STATED PROBLEM
List all lines of the data containing the word "screenshot".

---------- STORED DATA

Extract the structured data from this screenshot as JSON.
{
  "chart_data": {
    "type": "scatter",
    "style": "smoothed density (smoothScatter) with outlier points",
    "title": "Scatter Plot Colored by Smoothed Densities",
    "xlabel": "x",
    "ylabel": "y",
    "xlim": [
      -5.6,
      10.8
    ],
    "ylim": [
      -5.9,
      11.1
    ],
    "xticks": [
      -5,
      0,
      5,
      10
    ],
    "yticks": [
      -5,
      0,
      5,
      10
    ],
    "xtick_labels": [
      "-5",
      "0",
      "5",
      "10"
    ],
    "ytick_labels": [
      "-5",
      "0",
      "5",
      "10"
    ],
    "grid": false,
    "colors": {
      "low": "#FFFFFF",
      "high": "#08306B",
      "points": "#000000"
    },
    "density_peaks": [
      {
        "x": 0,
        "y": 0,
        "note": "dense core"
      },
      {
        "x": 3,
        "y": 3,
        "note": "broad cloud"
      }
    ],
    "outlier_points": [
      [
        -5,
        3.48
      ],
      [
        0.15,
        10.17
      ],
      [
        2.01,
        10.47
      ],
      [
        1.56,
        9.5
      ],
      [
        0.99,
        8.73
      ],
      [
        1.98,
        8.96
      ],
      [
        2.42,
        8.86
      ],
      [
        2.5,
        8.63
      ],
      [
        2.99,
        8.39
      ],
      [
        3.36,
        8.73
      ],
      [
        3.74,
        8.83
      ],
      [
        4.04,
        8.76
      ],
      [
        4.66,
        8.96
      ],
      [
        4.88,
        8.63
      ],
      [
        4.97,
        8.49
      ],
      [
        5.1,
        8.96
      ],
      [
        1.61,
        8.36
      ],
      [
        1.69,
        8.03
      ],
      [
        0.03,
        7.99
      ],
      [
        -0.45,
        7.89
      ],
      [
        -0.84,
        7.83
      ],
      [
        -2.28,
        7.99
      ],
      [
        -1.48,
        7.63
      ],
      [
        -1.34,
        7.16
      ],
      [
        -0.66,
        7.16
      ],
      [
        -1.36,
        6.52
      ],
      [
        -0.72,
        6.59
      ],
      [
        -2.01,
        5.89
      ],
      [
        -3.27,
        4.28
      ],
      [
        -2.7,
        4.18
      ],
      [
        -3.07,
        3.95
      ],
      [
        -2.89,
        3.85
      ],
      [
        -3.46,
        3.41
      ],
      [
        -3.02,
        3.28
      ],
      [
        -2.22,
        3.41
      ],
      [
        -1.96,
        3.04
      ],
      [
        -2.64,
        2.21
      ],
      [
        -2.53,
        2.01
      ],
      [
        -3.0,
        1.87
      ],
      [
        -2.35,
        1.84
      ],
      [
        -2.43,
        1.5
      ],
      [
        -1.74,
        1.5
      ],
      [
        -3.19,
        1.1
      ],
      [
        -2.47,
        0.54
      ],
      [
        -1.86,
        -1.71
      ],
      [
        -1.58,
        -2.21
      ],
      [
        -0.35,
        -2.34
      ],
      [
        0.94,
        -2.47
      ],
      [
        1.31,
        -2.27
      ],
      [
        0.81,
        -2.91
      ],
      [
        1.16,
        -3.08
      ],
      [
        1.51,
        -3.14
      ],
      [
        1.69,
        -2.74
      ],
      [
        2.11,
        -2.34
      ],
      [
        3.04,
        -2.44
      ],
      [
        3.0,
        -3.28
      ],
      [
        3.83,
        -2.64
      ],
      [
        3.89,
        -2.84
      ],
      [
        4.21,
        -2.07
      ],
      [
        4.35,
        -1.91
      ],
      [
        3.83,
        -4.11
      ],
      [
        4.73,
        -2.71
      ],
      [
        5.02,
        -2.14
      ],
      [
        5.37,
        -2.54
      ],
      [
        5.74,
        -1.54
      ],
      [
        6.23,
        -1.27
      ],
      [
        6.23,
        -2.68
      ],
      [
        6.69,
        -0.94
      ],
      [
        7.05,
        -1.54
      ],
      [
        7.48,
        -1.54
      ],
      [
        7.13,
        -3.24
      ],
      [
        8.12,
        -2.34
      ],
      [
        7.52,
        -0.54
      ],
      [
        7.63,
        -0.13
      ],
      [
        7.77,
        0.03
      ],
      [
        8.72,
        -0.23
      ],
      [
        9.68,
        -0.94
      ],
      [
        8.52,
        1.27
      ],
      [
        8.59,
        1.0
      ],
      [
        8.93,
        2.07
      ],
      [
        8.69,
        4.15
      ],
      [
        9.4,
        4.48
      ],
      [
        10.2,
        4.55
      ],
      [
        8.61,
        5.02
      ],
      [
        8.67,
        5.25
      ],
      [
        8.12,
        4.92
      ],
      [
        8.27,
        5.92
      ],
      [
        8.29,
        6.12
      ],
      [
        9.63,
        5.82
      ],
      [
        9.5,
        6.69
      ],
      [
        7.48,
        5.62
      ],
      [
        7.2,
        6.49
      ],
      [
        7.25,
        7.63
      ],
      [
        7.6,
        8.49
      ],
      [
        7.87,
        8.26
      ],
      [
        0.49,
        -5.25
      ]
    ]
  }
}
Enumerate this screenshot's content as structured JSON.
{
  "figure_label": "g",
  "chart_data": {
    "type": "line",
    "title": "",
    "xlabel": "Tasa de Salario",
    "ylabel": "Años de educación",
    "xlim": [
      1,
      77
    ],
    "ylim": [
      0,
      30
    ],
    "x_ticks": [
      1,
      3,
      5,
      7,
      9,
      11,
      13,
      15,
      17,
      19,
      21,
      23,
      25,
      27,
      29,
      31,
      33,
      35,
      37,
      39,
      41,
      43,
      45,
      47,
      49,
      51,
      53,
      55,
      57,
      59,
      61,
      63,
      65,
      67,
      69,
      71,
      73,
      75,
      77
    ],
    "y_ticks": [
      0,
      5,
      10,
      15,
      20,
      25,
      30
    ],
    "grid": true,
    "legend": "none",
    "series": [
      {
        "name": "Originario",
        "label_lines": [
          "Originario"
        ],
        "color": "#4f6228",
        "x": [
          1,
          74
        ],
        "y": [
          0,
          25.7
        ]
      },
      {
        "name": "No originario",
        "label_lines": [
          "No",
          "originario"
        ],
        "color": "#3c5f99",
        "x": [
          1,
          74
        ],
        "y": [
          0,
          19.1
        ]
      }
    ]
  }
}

--------------------

RESULT
Extract the structured data from this screenshot as JSON.
Enumerate this screenshot's content as structured JSON.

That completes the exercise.